## Start DATASET RECORDS

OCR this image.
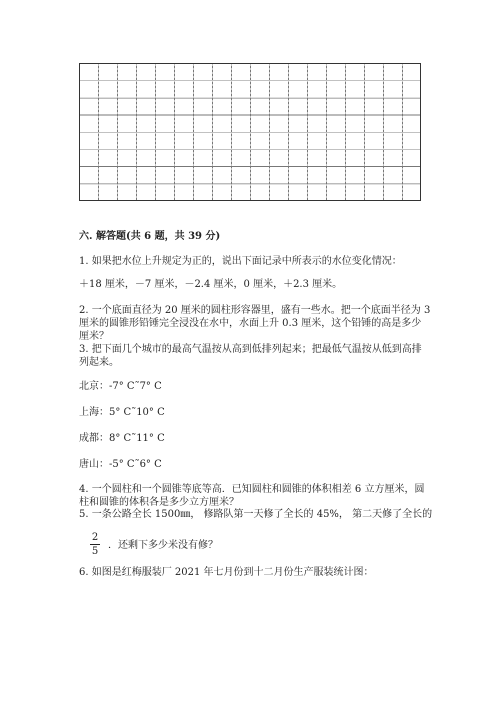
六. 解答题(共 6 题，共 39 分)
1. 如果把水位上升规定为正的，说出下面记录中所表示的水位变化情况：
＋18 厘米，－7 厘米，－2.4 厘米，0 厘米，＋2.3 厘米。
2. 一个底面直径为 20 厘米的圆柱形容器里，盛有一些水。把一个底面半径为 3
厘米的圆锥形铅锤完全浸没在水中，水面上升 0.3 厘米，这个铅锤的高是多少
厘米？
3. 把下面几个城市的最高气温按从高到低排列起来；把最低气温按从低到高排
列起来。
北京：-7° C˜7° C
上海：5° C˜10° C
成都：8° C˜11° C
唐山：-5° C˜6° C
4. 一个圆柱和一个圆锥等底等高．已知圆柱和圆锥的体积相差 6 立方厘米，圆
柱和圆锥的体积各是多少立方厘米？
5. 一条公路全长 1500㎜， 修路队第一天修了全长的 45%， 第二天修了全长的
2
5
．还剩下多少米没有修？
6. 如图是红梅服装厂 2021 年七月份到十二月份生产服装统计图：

## End DATASET RECORDS

- _WRITTEN EXERCISE_
Copy out each record shown above without alteration, skipping any picture.

- _SOLUTION TO THE PROBLEM_
OCR this image.
六. 解答题(共 6 题，共 39 分)
1. 如果把水位上升规定为正的，说出下面记录中所表示的水位变化情况：
＋18 厘米，－7 厘米，－2.4 厘米，0 厘米，＋2.3 厘米。
2. 一个底面直径为 20 厘米的圆柱形容器里，盛有一些水。把一个底面半径为 3
厘米的圆锥形铅锤完全浸没在水中，水面上升 0.3 厘米，这个铅锤的高是多少
厘米？
3. 把下面几个城市的最高气温按从高到低排列起来；把最低气温按从低到高排
列起来。
北京：-7° C˜7° C
上海：5° C˜10° C
成都：8° C˜11° C
唐山：-5° C˜6° C
4. 一个圆柱和一个圆锥等底等高．已知圆柱和圆锥的体积相差 6 立方厘米，圆
柱和圆锥的体积各是多少立方厘米？
5. 一条公路全长 1500㎜， 修路队第一天修了全长的 45%， 第二天修了全长的
2
5
．还剩下多少米没有修？
6. 如图是红梅服装厂 2021 年七月份到十二月份生产服装统计图：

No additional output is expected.